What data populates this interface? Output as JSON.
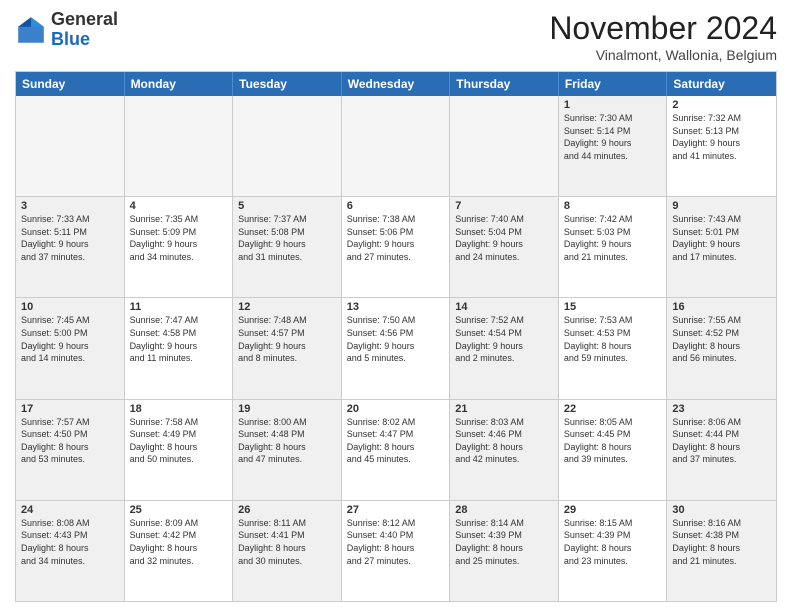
{
  "logo": {
    "general": "General",
    "blue": "Blue"
  },
  "header": {
    "title": "November 2024",
    "subtitle": "Vinalmont, Wallonia, Belgium"
  },
  "weekdays": [
    "Sunday",
    "Monday",
    "Tuesday",
    "Wednesday",
    "Thursday",
    "Friday",
    "Saturday"
  ],
  "rows": [
    [
      {
        "day": "",
        "info": "",
        "empty": true
      },
      {
        "day": "",
        "info": "",
        "empty": true
      },
      {
        "day": "",
        "info": "",
        "empty": true
      },
      {
        "day": "",
        "info": "",
        "empty": true
      },
      {
        "day": "",
        "info": "",
        "empty": true
      },
      {
        "day": "1",
        "info": "Sunrise: 7:30 AM\nSunset: 5:14 PM\nDaylight: 9 hours\nand 44 minutes.",
        "shaded": true
      },
      {
        "day": "2",
        "info": "Sunrise: 7:32 AM\nSunset: 5:13 PM\nDaylight: 9 hours\nand 41 minutes.",
        "shaded": false
      }
    ],
    [
      {
        "day": "3",
        "info": "Sunrise: 7:33 AM\nSunset: 5:11 PM\nDaylight: 9 hours\nand 37 minutes.",
        "shaded": true
      },
      {
        "day": "4",
        "info": "Sunrise: 7:35 AM\nSunset: 5:09 PM\nDaylight: 9 hours\nand 34 minutes.",
        "shaded": false
      },
      {
        "day": "5",
        "info": "Sunrise: 7:37 AM\nSunset: 5:08 PM\nDaylight: 9 hours\nand 31 minutes.",
        "shaded": true
      },
      {
        "day": "6",
        "info": "Sunrise: 7:38 AM\nSunset: 5:06 PM\nDaylight: 9 hours\nand 27 minutes.",
        "shaded": false
      },
      {
        "day": "7",
        "info": "Sunrise: 7:40 AM\nSunset: 5:04 PM\nDaylight: 9 hours\nand 24 minutes.",
        "shaded": true
      },
      {
        "day": "8",
        "info": "Sunrise: 7:42 AM\nSunset: 5:03 PM\nDaylight: 9 hours\nand 21 minutes.",
        "shaded": false
      },
      {
        "day": "9",
        "info": "Sunrise: 7:43 AM\nSunset: 5:01 PM\nDaylight: 9 hours\nand 17 minutes.",
        "shaded": true
      }
    ],
    [
      {
        "day": "10",
        "info": "Sunrise: 7:45 AM\nSunset: 5:00 PM\nDaylight: 9 hours\nand 14 minutes.",
        "shaded": true
      },
      {
        "day": "11",
        "info": "Sunrise: 7:47 AM\nSunset: 4:58 PM\nDaylight: 9 hours\nand 11 minutes.",
        "shaded": false
      },
      {
        "day": "12",
        "info": "Sunrise: 7:48 AM\nSunset: 4:57 PM\nDaylight: 9 hours\nand 8 minutes.",
        "shaded": true
      },
      {
        "day": "13",
        "info": "Sunrise: 7:50 AM\nSunset: 4:56 PM\nDaylight: 9 hours\nand 5 minutes.",
        "shaded": false
      },
      {
        "day": "14",
        "info": "Sunrise: 7:52 AM\nSunset: 4:54 PM\nDaylight: 9 hours\nand 2 minutes.",
        "shaded": true
      },
      {
        "day": "15",
        "info": "Sunrise: 7:53 AM\nSunset: 4:53 PM\nDaylight: 8 hours\nand 59 minutes.",
        "shaded": false
      },
      {
        "day": "16",
        "info": "Sunrise: 7:55 AM\nSunset: 4:52 PM\nDaylight: 8 hours\nand 56 minutes.",
        "shaded": true
      }
    ],
    [
      {
        "day": "17",
        "info": "Sunrise: 7:57 AM\nSunset: 4:50 PM\nDaylight: 8 hours\nand 53 minutes.",
        "shaded": true
      },
      {
        "day": "18",
        "info": "Sunrise: 7:58 AM\nSunset: 4:49 PM\nDaylight: 8 hours\nand 50 minutes.",
        "shaded": false
      },
      {
        "day": "19",
        "info": "Sunrise: 8:00 AM\nSunset: 4:48 PM\nDaylight: 8 hours\nand 47 minutes.",
        "shaded": true
      },
      {
        "day": "20",
        "info": "Sunrise: 8:02 AM\nSunset: 4:47 PM\nDaylight: 8 hours\nand 45 minutes.",
        "shaded": false
      },
      {
        "day": "21",
        "info": "Sunrise: 8:03 AM\nSunset: 4:46 PM\nDaylight: 8 hours\nand 42 minutes.",
        "shaded": true
      },
      {
        "day": "22",
        "info": "Sunrise: 8:05 AM\nSunset: 4:45 PM\nDaylight: 8 hours\nand 39 minutes.",
        "shaded": false
      },
      {
        "day": "23",
        "info": "Sunrise: 8:06 AM\nSunset: 4:44 PM\nDaylight: 8 hours\nand 37 minutes.",
        "shaded": true
      }
    ],
    [
      {
        "day": "24",
        "info": "Sunrise: 8:08 AM\nSunset: 4:43 PM\nDaylight: 8 hours\nand 34 minutes.",
        "shaded": true
      },
      {
        "day": "25",
        "info": "Sunrise: 8:09 AM\nSunset: 4:42 PM\nDaylight: 8 hours\nand 32 minutes.",
        "shaded": false
      },
      {
        "day": "26",
        "info": "Sunrise: 8:11 AM\nSunset: 4:41 PM\nDaylight: 8 hours\nand 30 minutes.",
        "shaded": true
      },
      {
        "day": "27",
        "info": "Sunrise: 8:12 AM\nSunset: 4:40 PM\nDaylight: 8 hours\nand 27 minutes.",
        "shaded": false
      },
      {
        "day": "28",
        "info": "Sunrise: 8:14 AM\nSunset: 4:39 PM\nDaylight: 8 hours\nand 25 minutes.",
        "shaded": true
      },
      {
        "day": "29",
        "info": "Sunrise: 8:15 AM\nSunset: 4:39 PM\nDaylight: 8 hours\nand 23 minutes.",
        "shaded": false
      },
      {
        "day": "30",
        "info": "Sunrise: 8:16 AM\nSunset: 4:38 PM\nDaylight: 8 hours\nand 21 minutes.",
        "shaded": true
      }
    ]
  ]
}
************
» **TO BE DONE**
Repeat the data exactly, without the pictures.

» **SOLUTION TO THIS PROBLEM**
What data populates this interface? Output as JSON.
{
  "logo": {
    "general": "General",
    "blue": "Blue"
  },
  "header": {
    "title": "November 2024",
    "subtitle": "Vinalmont, Wallonia, Belgium"
  },
  "weekdays": [
    "Sunday",
    "Monday",
    "Tuesday",
    "Wednesday",
    "Thursday",
    "Friday",
    "Saturday"
  ],
  "rows": [
    [
      {
        "day": "",
        "info": "",
        "empty": true
      },
      {
        "day": "",
        "info": "",
        "empty": true
      },
      {
        "day": "",
        "info": "",
        "empty": true
      },
      {
        "day": "",
        "info": "",
        "empty": true
      },
      {
        "day": "",
        "info": "",
        "empty": true
      },
      {
        "day": "1",
        "info": "Sunrise: 7:30 AM\nSunset: 5:14 PM\nDaylight: 9 hours\nand 44 minutes.",
        "shaded": true
      },
      {
        "day": "2",
        "info": "Sunrise: 7:32 AM\nSunset: 5:13 PM\nDaylight: 9 hours\nand 41 minutes.",
        "shaded": false
      }
    ],
    [
      {
        "day": "3",
        "info": "Sunrise: 7:33 AM\nSunset: 5:11 PM\nDaylight: 9 hours\nand 37 minutes.",
        "shaded": true
      },
      {
        "day": "4",
        "info": "Sunrise: 7:35 AM\nSunset: 5:09 PM\nDaylight: 9 hours\nand 34 minutes.",
        "shaded": false
      },
      {
        "day": "5",
        "info": "Sunrise: 7:37 AM\nSunset: 5:08 PM\nDaylight: 9 hours\nand 31 minutes.",
        "shaded": true
      },
      {
        "day": "6",
        "info": "Sunrise: 7:38 AM\nSunset: 5:06 PM\nDaylight: 9 hours\nand 27 minutes.",
        "shaded": false
      },
      {
        "day": "7",
        "info": "Sunrise: 7:40 AM\nSunset: 5:04 PM\nDaylight: 9 hours\nand 24 minutes.",
        "shaded": true
      },
      {
        "day": "8",
        "info": "Sunrise: 7:42 AM\nSunset: 5:03 PM\nDaylight: 9 hours\nand 21 minutes.",
        "shaded": false
      },
      {
        "day": "9",
        "info": "Sunrise: 7:43 AM\nSunset: 5:01 PM\nDaylight: 9 hours\nand 17 minutes.",
        "shaded": true
      }
    ],
    [
      {
        "day": "10",
        "info": "Sunrise: 7:45 AM\nSunset: 5:00 PM\nDaylight: 9 hours\nand 14 minutes.",
        "shaded": true
      },
      {
        "day": "11",
        "info": "Sunrise: 7:47 AM\nSunset: 4:58 PM\nDaylight: 9 hours\nand 11 minutes.",
        "shaded": false
      },
      {
        "day": "12",
        "info": "Sunrise: 7:48 AM\nSunset: 4:57 PM\nDaylight: 9 hours\nand 8 minutes.",
        "shaded": true
      },
      {
        "day": "13",
        "info": "Sunrise: 7:50 AM\nSunset: 4:56 PM\nDaylight: 9 hours\nand 5 minutes.",
        "shaded": false
      },
      {
        "day": "14",
        "info": "Sunrise: 7:52 AM\nSunset: 4:54 PM\nDaylight: 9 hours\nand 2 minutes.",
        "shaded": true
      },
      {
        "day": "15",
        "info": "Sunrise: 7:53 AM\nSunset: 4:53 PM\nDaylight: 8 hours\nand 59 minutes.",
        "shaded": false
      },
      {
        "day": "16",
        "info": "Sunrise: 7:55 AM\nSunset: 4:52 PM\nDaylight: 8 hours\nand 56 minutes.",
        "shaded": true
      }
    ],
    [
      {
        "day": "17",
        "info": "Sunrise: 7:57 AM\nSunset: 4:50 PM\nDaylight: 8 hours\nand 53 minutes.",
        "shaded": true
      },
      {
        "day": "18",
        "info": "Sunrise: 7:58 AM\nSunset: 4:49 PM\nDaylight: 8 hours\nand 50 minutes.",
        "shaded": false
      },
      {
        "day": "19",
        "info": "Sunrise: 8:00 AM\nSunset: 4:48 PM\nDaylight: 8 hours\nand 47 minutes.",
        "shaded": true
      },
      {
        "day": "20",
        "info": "Sunrise: 8:02 AM\nSunset: 4:47 PM\nDaylight: 8 hours\nand 45 minutes.",
        "shaded": false
      },
      {
        "day": "21",
        "info": "Sunrise: 8:03 AM\nSunset: 4:46 PM\nDaylight: 8 hours\nand 42 minutes.",
        "shaded": true
      },
      {
        "day": "22",
        "info": "Sunrise: 8:05 AM\nSunset: 4:45 PM\nDaylight: 8 hours\nand 39 minutes.",
        "shaded": false
      },
      {
        "day": "23",
        "info": "Sunrise: 8:06 AM\nSunset: 4:44 PM\nDaylight: 8 hours\nand 37 minutes.",
        "shaded": true
      }
    ],
    [
      {
        "day": "24",
        "info": "Sunrise: 8:08 AM\nSunset: 4:43 PM\nDaylight: 8 hours\nand 34 minutes.",
        "shaded": true
      },
      {
        "day": "25",
        "info": "Sunrise: 8:09 AM\nSunset: 4:42 PM\nDaylight: 8 hours\nand 32 minutes.",
        "shaded": false
      },
      {
        "day": "26",
        "info": "Sunrise: 8:11 AM\nSunset: 4:41 PM\nDaylight: 8 hours\nand 30 minutes.",
        "shaded": true
      },
      {
        "day": "27",
        "info": "Sunrise: 8:12 AM\nSunset: 4:40 PM\nDaylight: 8 hours\nand 27 minutes.",
        "shaded": false
      },
      {
        "day": "28",
        "info": "Sunrise: 8:14 AM\nSunset: 4:39 PM\nDaylight: 8 hours\nand 25 minutes.",
        "shaded": true
      },
      {
        "day": "29",
        "info": "Sunrise: 8:15 AM\nSunset: 4:39 PM\nDaylight: 8 hours\nand 23 minutes.",
        "shaded": false
      },
      {
        "day": "30",
        "info": "Sunrise: 8:16 AM\nSunset: 4:38 PM\nDaylight: 8 hours\nand 21 minutes.",
        "shaded": true
      }
    ]
  ]
}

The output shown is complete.